◆ **Page excerpt**:

──────

Cubieboards now taking orders for 3rd production run.

LoopyBytelooseLoopyByteloose Posts: 12,537
edited 2012-10-28 05:40 in General Discussion
This is yet another Linux board. I won't bother debating pro and con. Shop until you drop.

http://www.indiegogo.com/cubieboard

Comments

  • LoopyBytelooseLoopyByteloose Posts: 12,537
    edited 2012-10-28 02:56
    Nobody is interested? These boards include IR reception for an IR remote control and a SATA interface for a hard disk. That makes them very easy to adapt to a digital jukebox arrangement or to have a video library of all your old DVDs.

    Or, just use the IR remote to control a rather sophisticated robot.
  • LeonLeon Posts: 7,620
    edited 2012-10-28 03:56
    Nice board, but I don't have a use for it. The BeagleBone I have uses a similar ARM chip and is better for the sort of stuff I'm interested in.
  • LoopyBytelooseLoopyByteloose Posts: 12,537
    edited 2012-10-28 04:39
    @Leon
    I certainly can understand -- We have BeagleBoards, PandaBoards, BeagleBones, Raspberry Pis, Parallela, and so on. I just decided to wait for this one for myself as it suits me well for a Linux environment.
  • Heater.Heater. Posts: 21,230
    edited 2012-10-28 04:53
    Nice looking board. Can't support it though, that crazy Parallela thing has sucked up all my "venture capital" for the next five years. I have Raspi's to contend with and the "research" budget is earmarked for the Prop II :)
  • LoopyBytelooseLoopyByteloose Posts: 12,537
    edited 2012-10-28 05:04
    I missed out on the Parallela, though I tried to snag one. Sometimes the web gets very wierd when you live in Taiwan and just won't let you do what you want -- I fear 'big brother' China may be readying to manage Taiwan behind the Great Firewall. You may not hear from me then ;-)

    Though I really did want a Parallela, I have not idea what I would need one for - aside from bragging rights. So I guess I will just have to spend my mad money of the Propeller II and try to use Forth on it.

    The truth is that I've yet to see what I need all 8 cogs for. Even with VGA and a keyboard and a mouse, the Propeller pretty much has room to spare.

    In sum, I just cannot keep up with everyone else. So I am happy to putter along and try to enthuse new users.
  • Heater.Heater. Posts: 21,230
    edited 2012-10-28 05:25
    One of the first products I ever worked on was built using parallel processing. Get this, a bunch of Intel 8085 micros, some interfaceing to high speed real world stuff, some taking care of the user inteface and networking, some even sharing memory like Propeller COGs.
    Since then many embedded systems I have worked on required multiple processors to get the job done.
    When the Transputer came out I was very interested as I coud see that all that multi-processor stuff we had been doing would be much easier with the parallel model of the Occam language and the Transputer.
    Then we get things like the Propeller and XMOS chips, wonderfull.

    The Parallela is a bit different as it is designed as a floating point number cruncher. Quite what I would do with it apart from tinker with the Mandlebrot set I'm not sure. But "parallel" has always made my ears prick up:)

──────

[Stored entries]

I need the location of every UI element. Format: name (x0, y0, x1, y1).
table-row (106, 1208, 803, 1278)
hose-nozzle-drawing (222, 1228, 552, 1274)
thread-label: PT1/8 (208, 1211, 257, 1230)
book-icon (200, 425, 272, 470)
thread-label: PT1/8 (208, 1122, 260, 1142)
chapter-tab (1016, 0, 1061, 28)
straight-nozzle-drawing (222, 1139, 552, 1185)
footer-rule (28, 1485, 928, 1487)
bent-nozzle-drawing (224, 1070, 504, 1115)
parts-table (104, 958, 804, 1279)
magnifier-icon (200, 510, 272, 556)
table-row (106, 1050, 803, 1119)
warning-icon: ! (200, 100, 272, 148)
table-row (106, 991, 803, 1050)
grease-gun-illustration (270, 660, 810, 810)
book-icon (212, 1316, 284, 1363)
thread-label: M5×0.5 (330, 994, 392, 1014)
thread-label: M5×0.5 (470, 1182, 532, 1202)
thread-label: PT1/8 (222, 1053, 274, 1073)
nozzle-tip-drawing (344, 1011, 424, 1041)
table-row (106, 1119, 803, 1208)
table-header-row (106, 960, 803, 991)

──────

◆ **Assignment**:
Answer these questions about the Cubieboard forum thread.
(a) What two interfaces do the Cubieboards include, according to the first comment?
(b) Which board does Leon already have that uses a similar ARM chip?
(c) What microprocessors were used in one of the first products Heater worked on?

◆ **Reply to the exercise**:
(a) IR reception for an IR remote control and a SATA interface for a hard disk.
(b) A BeagleBone.
(c) A bunch of Intel 8085 micros.